## Problem to solve
Locate the word "name" in the entries below, then gather every line that holds it.

* Start Items *

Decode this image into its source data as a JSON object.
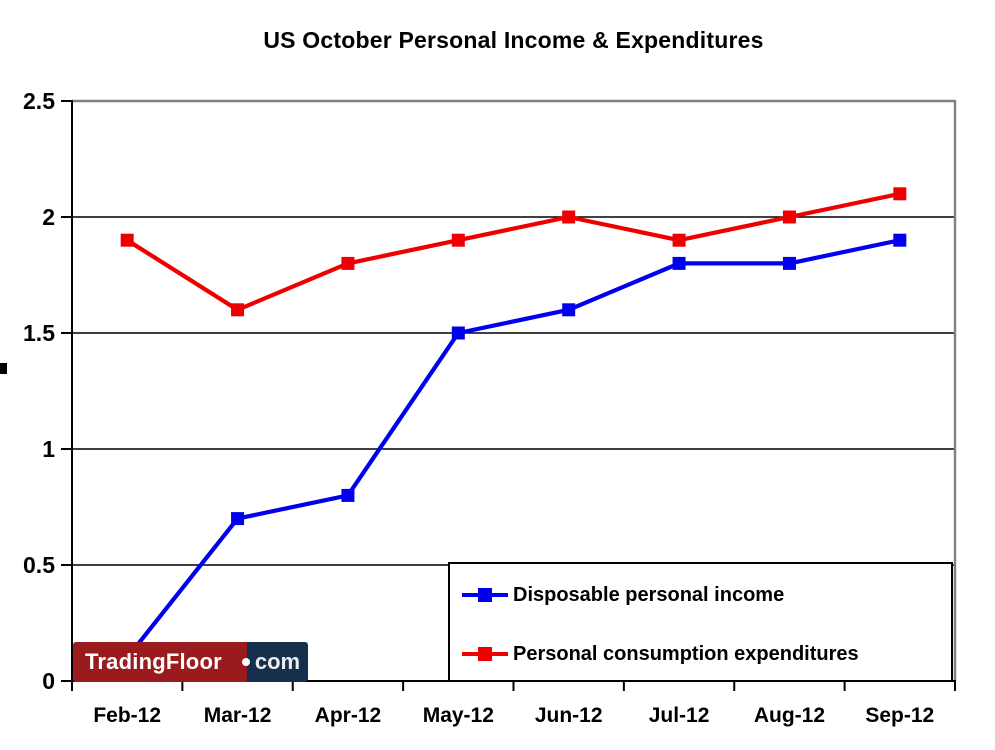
{
  "title": "US October Personal Income & Expenditures",
  "chart_data": {
    "type": "line",
    "title": "US October Personal Income & Expenditures",
    "categories": [
      "Feb-12",
      "Mar-12",
      "Apr-12",
      "May-12",
      "Jun-12",
      "Jul-12",
      "Aug-12",
      "Sep-12"
    ],
    "series": [
      {
        "name": "Disposable personal income",
        "color": "#0000EE",
        "marker": "square",
        "values": [
          0.1,
          0.7,
          0.8,
          1.5,
          1.6,
          1.8,
          1.8,
          1.9
        ]
      },
      {
        "name": "Personal consumption expenditures",
        "color": "#EE0000",
        "marker": "square",
        "values": [
          1.9,
          1.6,
          1.8,
          1.9,
          2.0,
          1.9,
          2.0,
          2.1
        ]
      }
    ],
    "xlabel": "",
    "ylabel": "",
    "ylim": [
      0,
      2.5
    ],
    "ytick_interval": 0.5,
    "ytick_labels": [
      "0",
      "0.5",
      "1",
      "1.5",
      "2",
      "2.5"
    ],
    "grid": true,
    "gridline_color": "#000000",
    "plot_border_color": "#808080",
    "legend_position": "inside-bottom-right"
  },
  "logo": {
    "part1": "TradingFloor",
    "separator_icon": "dot",
    "part2": "com",
    "red_box_color": "#9A1B1E",
    "navy_box_color": "#14304D",
    "com_text_color": "#EDEDED"
  }
}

* End Items *

## Answer below
        "name": "Disposable personal income",
        "name": "Personal consumption expenditures",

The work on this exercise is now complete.